> _TO DO_
Locate every line in the records below that contains the word "просмотра", and copy each one.

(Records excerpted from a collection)

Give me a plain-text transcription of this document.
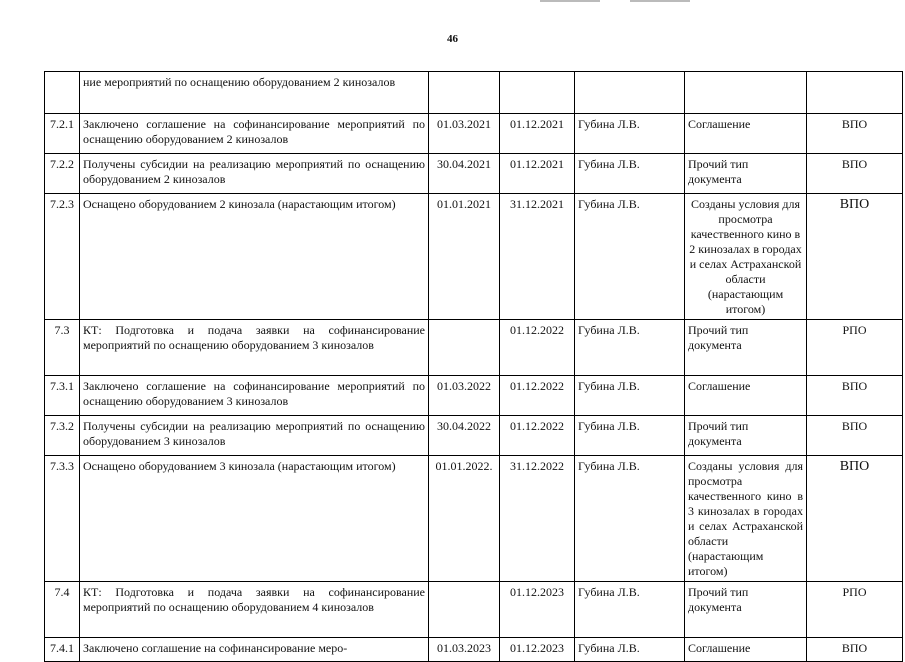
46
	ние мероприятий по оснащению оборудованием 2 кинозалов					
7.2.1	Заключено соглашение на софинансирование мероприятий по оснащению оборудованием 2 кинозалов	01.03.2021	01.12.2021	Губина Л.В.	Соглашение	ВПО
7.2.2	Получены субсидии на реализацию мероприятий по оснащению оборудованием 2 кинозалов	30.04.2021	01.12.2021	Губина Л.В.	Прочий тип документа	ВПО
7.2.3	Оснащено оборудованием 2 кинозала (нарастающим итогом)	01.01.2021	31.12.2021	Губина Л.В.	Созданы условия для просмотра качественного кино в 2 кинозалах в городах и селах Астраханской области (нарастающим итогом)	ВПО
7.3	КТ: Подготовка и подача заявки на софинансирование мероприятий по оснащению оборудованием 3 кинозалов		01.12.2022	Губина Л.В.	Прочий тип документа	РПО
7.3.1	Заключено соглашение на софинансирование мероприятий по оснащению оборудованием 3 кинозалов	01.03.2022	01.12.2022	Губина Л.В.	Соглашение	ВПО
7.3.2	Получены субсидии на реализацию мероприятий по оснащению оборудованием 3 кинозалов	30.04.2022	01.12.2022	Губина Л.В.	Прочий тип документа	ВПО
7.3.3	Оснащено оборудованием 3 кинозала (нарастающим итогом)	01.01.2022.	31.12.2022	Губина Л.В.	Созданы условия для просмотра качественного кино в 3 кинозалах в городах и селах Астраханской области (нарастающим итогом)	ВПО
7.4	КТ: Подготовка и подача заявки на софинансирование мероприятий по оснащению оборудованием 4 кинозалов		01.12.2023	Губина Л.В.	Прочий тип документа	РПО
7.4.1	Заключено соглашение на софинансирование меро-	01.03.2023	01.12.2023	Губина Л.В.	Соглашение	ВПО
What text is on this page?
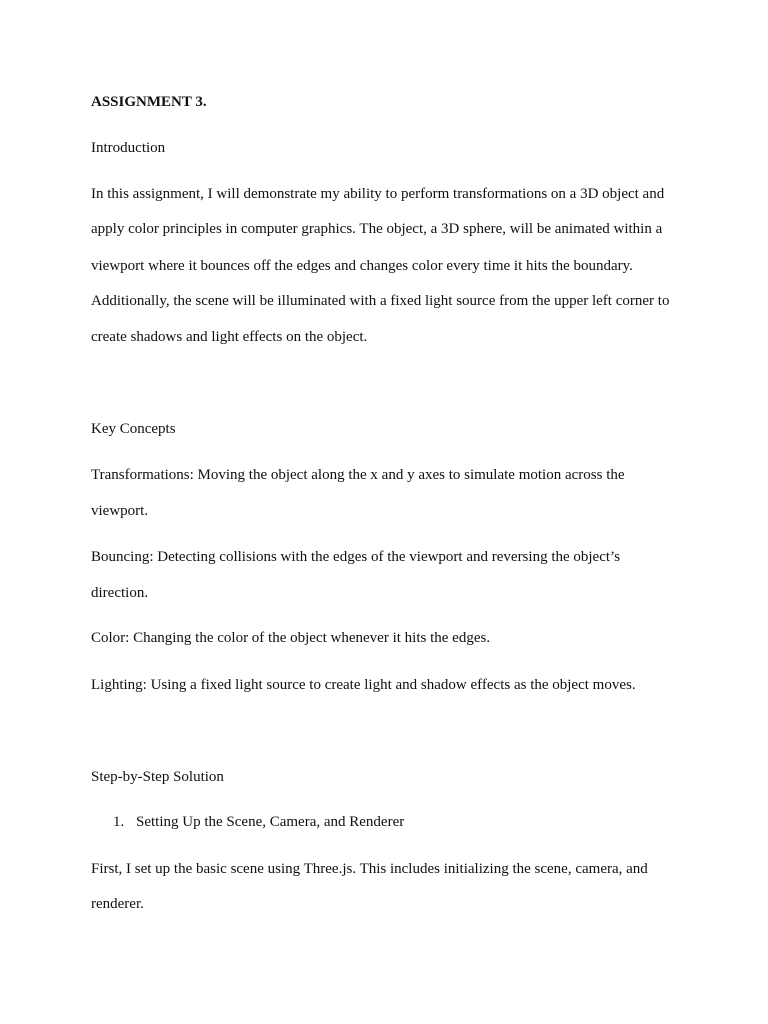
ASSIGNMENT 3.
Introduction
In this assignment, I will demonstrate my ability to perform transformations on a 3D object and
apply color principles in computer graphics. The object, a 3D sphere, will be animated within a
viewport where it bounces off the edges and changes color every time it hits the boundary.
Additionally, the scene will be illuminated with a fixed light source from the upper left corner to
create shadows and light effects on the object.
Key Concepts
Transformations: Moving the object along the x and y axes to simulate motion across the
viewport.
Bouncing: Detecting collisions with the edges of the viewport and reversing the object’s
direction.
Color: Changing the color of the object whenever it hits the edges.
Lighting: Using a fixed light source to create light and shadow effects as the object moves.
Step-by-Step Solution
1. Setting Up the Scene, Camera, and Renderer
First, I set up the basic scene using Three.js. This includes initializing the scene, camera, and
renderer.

> _WORKED SOLUTION_
7.2.3	Оснащено оборудованием 2 кинозала (нарастающим итогом)	01.01.2021	31.12.2021	Губина Л.В.	Созданы условия для просмотра качественного кино в 2 кинозалах в городах и селах Астраханской области (нарастающим итогом)	ВПО
7.3.3	Оснащено оборудованием 3 кинозала (нарастающим итогом)	01.01.2022.	31.12.2022	Губина Л.В.	Созданы условия для просмотра качественного кино в 3 кинозалах в городах и селах Астраханской области (нарастающим итогом)	ВПО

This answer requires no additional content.